- WHAT YOU ARE ASKED TO DO: Reproduce the lines in the entries below without any changes, from the line with "caret-down-icon: ▼ bbox=[929, 28, 935, 37]" up to and including the line with "new-content-link[interactable]: 新規 bbox=[193, 0, 240, 22]".

- GIVEN DATA:
- - - -
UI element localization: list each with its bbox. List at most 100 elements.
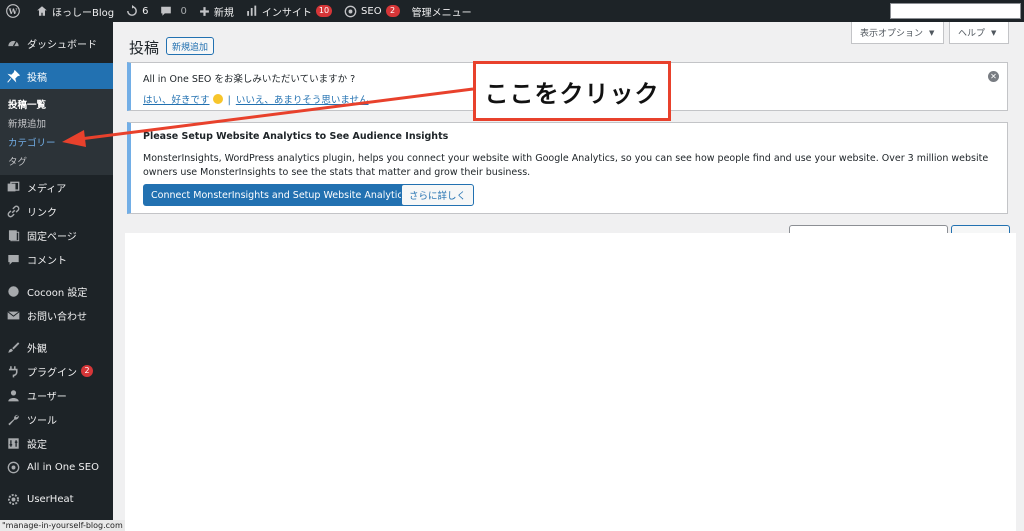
caret-down-icon: ▼ bbox=[929, 28, 935, 37]
seo-link[interactable]: SEO 2 bbox=[338, 0, 406, 22]
sidebar-item-userheat[interactable]: UserHeat bbox=[0, 487, 113, 511]
connect-monsterinsights-button[interactable]: Connect MonsterInsights and Setup Websit… bbox=[143, 184, 416, 206]
sidebar-label-media: メディア bbox=[27, 183, 67, 195]
sidebar-label-contact: お問い合わせ bbox=[27, 311, 87, 323]
settings-icon bbox=[6, 436, 20, 450]
sidebar-item-contact[interactable]: お問い合わせ bbox=[0, 303, 113, 327]
sidebar-item-settings[interactable]: 設定 bbox=[0, 431, 113, 455]
yes-link[interactable]: はい、好きです bbox=[143, 95, 210, 106]
svg-text:W: W bbox=[8, 7, 18, 16]
seo-label: SEO bbox=[361, 5, 382, 17]
posts-submenu: 投稿一覧 新規追加 カテゴリー タグ bbox=[0, 89, 113, 175]
sidebar-item-tools[interactable]: ツール bbox=[0, 407, 113, 431]
comments-link[interactable]: 0 bbox=[154, 0, 192, 22]
site-name: ほっしーBlog bbox=[52, 7, 115, 19]
plus-icon bbox=[199, 6, 209, 16]
sidebar-label-userheat: UserHeat bbox=[27, 493, 74, 505]
updates-link[interactable]: 6 bbox=[120, 0, 154, 22]
sidebar-label-aioseo: All in One SEO bbox=[27, 461, 99, 473]
comment-bubble-icon bbox=[6, 252, 20, 266]
sidebar-item-appearance[interactable]: 外観 bbox=[0, 335, 113, 359]
gauge-icon bbox=[6, 36, 20, 50]
help-label: ヘルプ bbox=[958, 29, 986, 39]
sidebar-item-aioseo[interactable]: All in One SEO bbox=[0, 455, 113, 479]
comment-icon bbox=[161, 6, 172, 16]
new-content-link[interactable]: 新規 bbox=[193, 0, 240, 22]
learn-more-button[interactable]: さらに詳しく bbox=[401, 184, 475, 206]
updates-count: 6 bbox=[142, 5, 149, 17]
wordpress-icon: W bbox=[6, 4, 20, 18]
sidebar-item-dashboard[interactable]: ダッシュボード bbox=[0, 31, 113, 55]
new-label: 新規 bbox=[213, 7, 234, 19]
sidebar-item-pages[interactable]: 固定ページ bbox=[0, 223, 113, 247]
sidebar-item-media[interactable]: メディア bbox=[0, 175, 113, 199]
sidebar-label-links: リンク bbox=[27, 207, 57, 219]
screen-options-label: 表示オプション bbox=[860, 29, 924, 39]
userheat-gear-icon bbox=[6, 492, 20, 506]
gear-icon bbox=[344, 5, 357, 17]
wrench-icon bbox=[6, 412, 20, 426]
help-button[interactable]: ヘルプ ▼ bbox=[949, 22, 1009, 44]
smile-emoji-icon bbox=[212, 94, 223, 104]
plugins-update-badge: 2 bbox=[81, 365, 93, 377]
insights-link[interactable]: インサイト 10 bbox=[240, 0, 338, 22]
pushpin-icon bbox=[6, 69, 20, 83]
annotation-callout: ここをクリック bbox=[473, 61, 671, 121]
user-icon bbox=[6, 388, 20, 402]
aioseo-gear-icon bbox=[6, 460, 20, 474]
submenu-tags[interactable]: タグ bbox=[0, 150, 113, 169]
submenu-add-new[interactable]: 新規追加 bbox=[0, 112, 113, 131]
screen-options-button[interactable]: 表示オプション ▼ bbox=[851, 22, 944, 44]
sidebar-label-plugins: プラグイン bbox=[27, 367, 77, 379]
bar-chart-icon bbox=[247, 5, 257, 16]
refresh-icon bbox=[127, 5, 138, 16]
caret-down-icon: ▼ bbox=[991, 28, 997, 37]
sidebar-label-users: ユーザー bbox=[27, 391, 67, 403]
manage-menu-link[interactable]: 管理メニュー bbox=[406, 0, 478, 22]
sidebar-label-tools: ツール bbox=[27, 415, 57, 427]
paintbrush-icon bbox=[6, 340, 20, 354]
browser-status-url: "manage-in-yourself-blog.com bbox=[0, 520, 128, 531]
plug-icon bbox=[6, 364, 20, 378]
sidebar-item-posts[interactable]: 投稿 bbox=[0, 63, 113, 89]
sidebar-item-cocoon[interactable]: Cocoon 設定 bbox=[0, 279, 113, 303]
sidebar-item-comments[interactable]: コメント bbox=[0, 247, 113, 271]
submenu-all-posts[interactable]: 投稿一覧 bbox=[0, 93, 113, 112]
notice-description: MonsterInsights, WordPress analytics plu… bbox=[143, 153, 989, 178]
sidebar-label-pages: 固定ページ bbox=[27, 231, 77, 243]
cocoon-icon bbox=[6, 284, 20, 298]
sidebar-item-users[interactable]: ユーザー bbox=[0, 383, 113, 407]
posts-list-area bbox=[125, 233, 1016, 531]
no-link[interactable]: いいえ、あまりそう思いません bbox=[236, 95, 369, 106]
sidebar-label-appearance: 外観 bbox=[27, 343, 47, 355]
manage-menu-label: 管理メニュー bbox=[411, 7, 472, 19]
sidebar-label-settings: 設定 bbox=[27, 439, 47, 451]
notice-links: はい、好きです | いいえ、あまりそう思いません bbox=[143, 92, 369, 106]
notice-question: All in One SEO をお楽しみいただいていますか ? bbox=[143, 74, 356, 85]
sidebar-label-cocoon: Cocoon 設定 bbox=[27, 287, 88, 299]
seo-badge: 2 bbox=[385, 5, 400, 17]
sidebar-label-dashboard: ダッシュボード bbox=[27, 39, 97, 51]
site-name-link[interactable]: ほっしーBlog bbox=[30, 0, 120, 22]
add-new-post-button[interactable]: 新規追加 bbox=[166, 37, 215, 55]
admin-bar: W ほっしーBlog 6 0 新規 インサイト 10 SEO 2 管理メニュー bbox=[0, 0, 1024, 22]
wordpress-logo-button[interactable]: W bbox=[0, 0, 30, 22]
page-icon bbox=[6, 228, 20, 242]
admin-bar-search-input[interactable] bbox=[890, 3, 1021, 19]
insights-badge: 10 bbox=[315, 5, 333, 17]
sidebar-label-posts: 投稿 bbox=[27, 72, 47, 84]
page-title: 投稿 bbox=[129, 39, 160, 57]
sidebar-label-comments: コメント bbox=[27, 255, 67, 267]
envelope-icon bbox=[6, 308, 20, 322]
sidebar-item-plugins[interactable]: プラグイン 2 bbox=[0, 359, 113, 383]
home-icon bbox=[37, 6, 47, 16]
comments-count: 0 bbox=[180, 5, 187, 17]
monsterinsights-notice: Please Setup Website Analytics to See Au… bbox=[127, 122, 1008, 214]
sidebar-item-links[interactable]: リンク bbox=[0, 199, 113, 223]
notice-title: Please Setup Website Analytics to See Au… bbox=[143, 131, 449, 142]
insights-label: インサイト bbox=[261, 7, 312, 19]
dismiss-notice-close-icon[interactable]: ✕ bbox=[988, 71, 999, 82]
submenu-categories[interactable]: カテゴリー bbox=[0, 131, 113, 150]
media-icon bbox=[6, 180, 20, 194]
link-separator: | bbox=[227, 95, 231, 106]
- - - -
- TASK SOLUTION:
caret-down-icon: ▼ bbox=[929, 28, 935, 37]
seo-link[interactable]: SEO 2 bbox=[338, 0, 406, 22]
sidebar-item-userheat[interactable]: UserHeat bbox=[0, 487, 113, 511]
connect-monsterinsights-button[interactable]: Connect MonsterInsights and Setup Websit… bbox=[143, 184, 416, 206]
sidebar-label-media: メディア bbox=[27, 183, 67, 195]
sidebar-label-contact: お問い合わせ bbox=[27, 311, 87, 323]
settings-icon bbox=[6, 436, 20, 450]
sidebar-item-contact[interactable]: お問い合わせ bbox=[0, 303, 113, 327]
sidebar-item-settings[interactable]: 設定 bbox=[0, 431, 113, 455]
yes-link[interactable]: はい、好きです bbox=[143, 95, 210, 106]
svg-text:W: W bbox=[8, 7, 18, 16]
seo-label: SEO bbox=[361, 5, 382, 17]
posts-submenu: 投稿一覧 新規追加 カテゴリー タグ bbox=[0, 89, 113, 175]
sidebar-item-tools[interactable]: ツール bbox=[0, 407, 113, 431]
comments-link[interactable]: 0 bbox=[154, 0, 192, 22]
site-name: ほっしーBlog bbox=[52, 7, 115, 19]
plus-icon bbox=[199, 6, 209, 16]
sidebar-label-userheat: UserHeat bbox=[27, 493, 74, 505]
updates-link[interactable]: 6 bbox=[120, 0, 154, 22]
sidebar-label-aioseo: All in One SEO bbox=[27, 461, 99, 473]
comment-bubble-icon bbox=[6, 252, 20, 266]
sidebar-item-appearance[interactable]: 外観 bbox=[0, 335, 113, 359]
gauge-icon bbox=[6, 36, 20, 50]
help-label: ヘルプ bbox=[958, 29, 986, 39]
sidebar-item-aioseo[interactable]: All in One SEO bbox=[0, 455, 113, 479]
comment-icon bbox=[161, 6, 172, 16]
new-content-link[interactable]: 新規 bbox=[193, 0, 240, 22]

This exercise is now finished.